-- start of Provided data --

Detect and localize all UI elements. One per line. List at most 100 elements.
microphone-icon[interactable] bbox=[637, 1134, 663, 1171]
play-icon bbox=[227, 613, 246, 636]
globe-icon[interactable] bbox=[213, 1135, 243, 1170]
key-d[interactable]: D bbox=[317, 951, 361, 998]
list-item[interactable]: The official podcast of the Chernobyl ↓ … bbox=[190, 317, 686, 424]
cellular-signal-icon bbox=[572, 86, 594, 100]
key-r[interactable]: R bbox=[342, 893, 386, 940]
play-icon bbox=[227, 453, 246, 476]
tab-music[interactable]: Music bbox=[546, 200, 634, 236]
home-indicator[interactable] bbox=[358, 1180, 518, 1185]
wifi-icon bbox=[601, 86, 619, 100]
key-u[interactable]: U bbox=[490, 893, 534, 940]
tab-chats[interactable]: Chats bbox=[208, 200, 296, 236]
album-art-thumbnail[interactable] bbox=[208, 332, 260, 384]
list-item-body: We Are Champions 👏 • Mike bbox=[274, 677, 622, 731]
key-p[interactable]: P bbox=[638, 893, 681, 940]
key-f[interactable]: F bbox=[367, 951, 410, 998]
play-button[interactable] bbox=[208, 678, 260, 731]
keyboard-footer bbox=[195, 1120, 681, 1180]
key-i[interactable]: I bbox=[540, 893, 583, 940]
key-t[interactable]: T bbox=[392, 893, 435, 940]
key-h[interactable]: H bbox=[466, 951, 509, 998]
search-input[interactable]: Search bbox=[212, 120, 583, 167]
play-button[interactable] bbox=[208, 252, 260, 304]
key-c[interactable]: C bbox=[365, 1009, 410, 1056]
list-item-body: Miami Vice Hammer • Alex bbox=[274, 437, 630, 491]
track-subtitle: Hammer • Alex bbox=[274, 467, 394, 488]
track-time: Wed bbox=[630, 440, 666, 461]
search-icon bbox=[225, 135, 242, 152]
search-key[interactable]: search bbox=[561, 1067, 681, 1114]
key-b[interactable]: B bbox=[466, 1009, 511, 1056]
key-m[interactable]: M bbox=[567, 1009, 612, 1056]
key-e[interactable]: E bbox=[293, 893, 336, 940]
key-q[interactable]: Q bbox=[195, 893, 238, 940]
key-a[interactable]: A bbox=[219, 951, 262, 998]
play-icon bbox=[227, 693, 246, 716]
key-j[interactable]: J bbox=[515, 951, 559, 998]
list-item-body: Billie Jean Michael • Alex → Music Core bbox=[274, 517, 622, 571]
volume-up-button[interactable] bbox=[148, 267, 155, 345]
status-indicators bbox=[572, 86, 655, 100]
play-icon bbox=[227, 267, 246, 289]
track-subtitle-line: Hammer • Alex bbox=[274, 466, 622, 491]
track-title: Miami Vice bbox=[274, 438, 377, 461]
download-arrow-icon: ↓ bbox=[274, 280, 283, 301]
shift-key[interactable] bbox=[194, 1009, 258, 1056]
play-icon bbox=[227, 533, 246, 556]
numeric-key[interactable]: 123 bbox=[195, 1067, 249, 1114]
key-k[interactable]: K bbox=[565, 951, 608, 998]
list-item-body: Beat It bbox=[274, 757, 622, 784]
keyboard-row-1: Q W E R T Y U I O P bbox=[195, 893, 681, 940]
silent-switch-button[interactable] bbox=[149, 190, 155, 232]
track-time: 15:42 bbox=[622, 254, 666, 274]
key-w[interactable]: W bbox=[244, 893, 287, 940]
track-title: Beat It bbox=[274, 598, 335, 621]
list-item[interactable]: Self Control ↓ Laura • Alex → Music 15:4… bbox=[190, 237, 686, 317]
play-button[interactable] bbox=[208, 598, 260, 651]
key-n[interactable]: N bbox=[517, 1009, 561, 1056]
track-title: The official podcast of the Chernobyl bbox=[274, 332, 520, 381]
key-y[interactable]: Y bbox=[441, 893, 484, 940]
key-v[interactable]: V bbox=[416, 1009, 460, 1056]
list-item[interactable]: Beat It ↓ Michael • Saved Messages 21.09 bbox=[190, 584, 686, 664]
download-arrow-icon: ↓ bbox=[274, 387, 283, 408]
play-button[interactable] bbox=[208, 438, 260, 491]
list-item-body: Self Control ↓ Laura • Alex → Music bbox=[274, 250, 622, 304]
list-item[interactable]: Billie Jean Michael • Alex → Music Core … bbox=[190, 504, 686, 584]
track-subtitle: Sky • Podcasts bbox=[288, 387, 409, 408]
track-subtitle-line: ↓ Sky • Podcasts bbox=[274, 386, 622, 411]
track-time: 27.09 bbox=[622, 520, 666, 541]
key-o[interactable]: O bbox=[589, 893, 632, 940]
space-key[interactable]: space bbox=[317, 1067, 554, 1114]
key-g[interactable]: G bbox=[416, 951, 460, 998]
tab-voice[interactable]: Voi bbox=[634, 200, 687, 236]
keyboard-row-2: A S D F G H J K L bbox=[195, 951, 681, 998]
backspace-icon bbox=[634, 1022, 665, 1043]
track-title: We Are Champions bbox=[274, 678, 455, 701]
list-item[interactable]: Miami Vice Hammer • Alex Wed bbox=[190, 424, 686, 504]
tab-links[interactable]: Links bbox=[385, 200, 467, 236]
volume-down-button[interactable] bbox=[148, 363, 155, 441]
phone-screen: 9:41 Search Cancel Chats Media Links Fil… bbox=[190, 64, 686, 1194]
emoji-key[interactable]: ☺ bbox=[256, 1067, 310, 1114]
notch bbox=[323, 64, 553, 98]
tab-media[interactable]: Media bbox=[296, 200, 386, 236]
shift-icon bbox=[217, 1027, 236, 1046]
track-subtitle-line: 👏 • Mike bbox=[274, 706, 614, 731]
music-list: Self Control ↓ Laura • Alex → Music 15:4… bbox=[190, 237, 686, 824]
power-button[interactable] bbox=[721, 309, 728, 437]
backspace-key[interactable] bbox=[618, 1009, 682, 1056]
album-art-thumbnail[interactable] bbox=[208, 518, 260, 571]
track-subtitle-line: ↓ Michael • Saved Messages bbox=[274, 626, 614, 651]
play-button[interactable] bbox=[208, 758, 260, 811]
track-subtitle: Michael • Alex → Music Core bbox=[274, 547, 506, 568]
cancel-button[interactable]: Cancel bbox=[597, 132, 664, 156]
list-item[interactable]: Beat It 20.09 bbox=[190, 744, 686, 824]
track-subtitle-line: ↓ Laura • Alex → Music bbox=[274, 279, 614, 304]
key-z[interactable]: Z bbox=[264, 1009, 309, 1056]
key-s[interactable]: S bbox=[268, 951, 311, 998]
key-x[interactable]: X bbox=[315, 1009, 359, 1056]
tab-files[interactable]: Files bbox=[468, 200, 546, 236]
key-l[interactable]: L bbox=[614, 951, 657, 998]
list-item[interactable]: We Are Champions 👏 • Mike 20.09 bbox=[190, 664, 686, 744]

-- end of Provided data --

* [Do this]: Write all of the items above again, swapping every "play-button" for "play-control" and keeping everything else unchanged.

* [Output of the exercise]:
Detect and localize all UI elements. One per line. List at most 100 elements.
microphone-icon[interactable] bbox=[637, 1134, 663, 1171]
play-icon bbox=[227, 613, 246, 636]
globe-icon[interactable] bbox=[213, 1135, 243, 1170]
key-d[interactable]: D bbox=[317, 951, 361, 998]
list-item[interactable]: The official podcast of the Chernobyl ↓ … bbox=[190, 317, 686, 424]
cellular-signal-icon bbox=[572, 86, 594, 100]
key-r[interactable]: R bbox=[342, 893, 386, 940]
play-icon bbox=[227, 453, 246, 476]
tab-music[interactable]: Music bbox=[546, 200, 634, 236]
home-indicator[interactable] bbox=[358, 1180, 518, 1185]
wifi-icon bbox=[601, 86, 619, 100]
key-u[interactable]: U bbox=[490, 893, 534, 940]
tab-chats[interactable]: Chats bbox=[208, 200, 296, 236]
album-art-thumbnail[interactable] bbox=[208, 332, 260, 384]
list-item-body: We Are Champions 👏 • Mike bbox=[274, 677, 622, 731]
key-p[interactable]: P bbox=[638, 893, 681, 940]
key-f[interactable]: F bbox=[367, 951, 410, 998]
play-control[interactable] bbox=[208, 678, 260, 731]
keyboard-footer bbox=[195, 1120, 681, 1180]
key-i[interactable]: I bbox=[540, 893, 583, 940]
key-t[interactable]: T bbox=[392, 893, 435, 940]
key-h[interactable]: H bbox=[466, 951, 509, 998]
search-input[interactable]: Search bbox=[212, 120, 583, 167]
play-control[interactable] bbox=[208, 252, 260, 304]
key-c[interactable]: C bbox=[365, 1009, 410, 1056]
list-item-body: Miami Vice Hammer • Alex bbox=[274, 437, 630, 491]
track-subtitle: Hammer • Alex bbox=[274, 467, 394, 488]
track-time: Wed bbox=[630, 440, 666, 461]
search-icon bbox=[225, 135, 242, 152]
search-key[interactable]: search bbox=[561, 1067, 681, 1114]
key-b[interactable]: B bbox=[466, 1009, 511, 1056]
key-m[interactable]: M bbox=[567, 1009, 612, 1056]
key-e[interactable]: E bbox=[293, 893, 336, 940]
key-q[interactable]: Q bbox=[195, 893, 238, 940]
key-a[interactable]: A bbox=[219, 951, 262, 998]
play-icon bbox=[227, 693, 246, 716]
key-j[interactable]: J bbox=[515, 951, 559, 998]
list-item-body: Billie Jean Michael • Alex → Music Core bbox=[274, 517, 622, 571]
volume-up-button[interactable] bbox=[148, 267, 155, 345]
status-indicators bbox=[572, 86, 655, 100]
play-icon bbox=[227, 267, 246, 289]
track-subtitle-line: Hammer • Alex bbox=[274, 466, 622, 491]
track-title: Miami Vice bbox=[274, 438, 377, 461]
download-arrow-icon: ↓ bbox=[274, 280, 283, 301]
shift-key[interactable] bbox=[194, 1009, 258, 1056]
play-icon bbox=[227, 533, 246, 556]
numeric-key[interactable]: 123 bbox=[195, 1067, 249, 1114]
key-k[interactable]: K bbox=[565, 951, 608, 998]
list-item-body: Beat It bbox=[274, 757, 622, 784]
keyboard-row-1: Q W E R T Y U I O P bbox=[195, 893, 681, 940]
silent-switch-button[interactable] bbox=[149, 190, 155, 232]
track-time: 15:42 bbox=[622, 254, 666, 274]
key-w[interactable]: W bbox=[244, 893, 287, 940]
track-title: Beat It bbox=[274, 598, 335, 621]
list-item[interactable]: Self Control ↓ Laura • Alex → Music 15:4… bbox=[190, 237, 686, 317]
play-control[interactable] bbox=[208, 598, 260, 651]
key-n[interactable]: N bbox=[517, 1009, 561, 1056]
track-title: The official podcast of the Chernobyl bbox=[274, 332, 520, 381]
key-y[interactable]: Y bbox=[441, 893, 484, 940]
key-v[interactable]: V bbox=[416, 1009, 460, 1056]
list-item[interactable]: Beat It ↓ Michael • Saved Messages 21.09 bbox=[190, 584, 686, 664]
download-arrow-icon: ↓ bbox=[274, 387, 283, 408]
play-control[interactable] bbox=[208, 438, 260, 491]
list-item-body: Self Control ↓ Laura • Alex → Music bbox=[274, 250, 622, 304]
list-item[interactable]: Billie Jean Michael • Alex → Music Core … bbox=[190, 504, 686, 584]
track-subtitle: Sky • Podcasts bbox=[288, 387, 409, 408]
track-subtitle-line: ↓ Sky • Podcasts bbox=[274, 386, 622, 411]
track-time: 27.09 bbox=[622, 520, 666, 541]
key-o[interactable]: O bbox=[589, 893, 632, 940]
space-key[interactable]: space bbox=[317, 1067, 554, 1114]
key-g[interactable]: G bbox=[416, 951, 460, 998]
tab-voice[interactable]: Voi bbox=[634, 200, 687, 236]
keyboard-row-2: A S D F G H J K L bbox=[195, 951, 681, 998]
backspace-icon bbox=[634, 1022, 665, 1043]
track-title: We Are Champions bbox=[274, 678, 455, 701]
list-item[interactable]: Miami Vice Hammer • Alex Wed bbox=[190, 424, 686, 504]
tab-links[interactable]: Links bbox=[385, 200, 467, 236]
volume-down-button[interactable] bbox=[148, 363, 155, 441]
phone-screen: 9:41 Search Cancel Chats Media Links Fil… bbox=[190, 64, 686, 1194]
emoji-key[interactable]: ☺ bbox=[256, 1067, 310, 1114]
notch bbox=[323, 64, 553, 98]
tab-media[interactable]: Media bbox=[296, 200, 386, 236]
shift-icon bbox=[217, 1027, 236, 1046]
track-subtitle-line: 👏 • Mike bbox=[274, 706, 614, 731]
music-list: Self Control ↓ Laura • Alex → Music 15:4… bbox=[190, 237, 686, 824]
power-button[interactable] bbox=[721, 309, 728, 437]
backspace-key[interactable] bbox=[618, 1009, 682, 1056]
album-art-thumbnail[interactable] bbox=[208, 518, 260, 571]
track-subtitle-line: ↓ Michael • Saved Messages bbox=[274, 626, 614, 651]
play-control[interactable] bbox=[208, 758, 260, 811]
track-subtitle: Michael • Alex → Music Core bbox=[274, 547, 506, 568]
cancel-button[interactable]: Cancel bbox=[597, 132, 664, 156]
list-item[interactable]: Beat It 20.09 bbox=[190, 744, 686, 824]
track-subtitle-line: ↓ Laura • Alex → Music bbox=[274, 279, 614, 304]
key-z[interactable]: Z bbox=[264, 1009, 309, 1056]
key-s[interactable]: S bbox=[268, 951, 311, 998]
key-x[interactable]: X bbox=[315, 1009, 359, 1056]
tab-files[interactable]: Files bbox=[468, 200, 546, 236]
key-l[interactable]: L bbox=[614, 951, 657, 998]
list-item[interactable]: We Are Champions 👏 • Mike 20.09 bbox=[190, 664, 686, 744]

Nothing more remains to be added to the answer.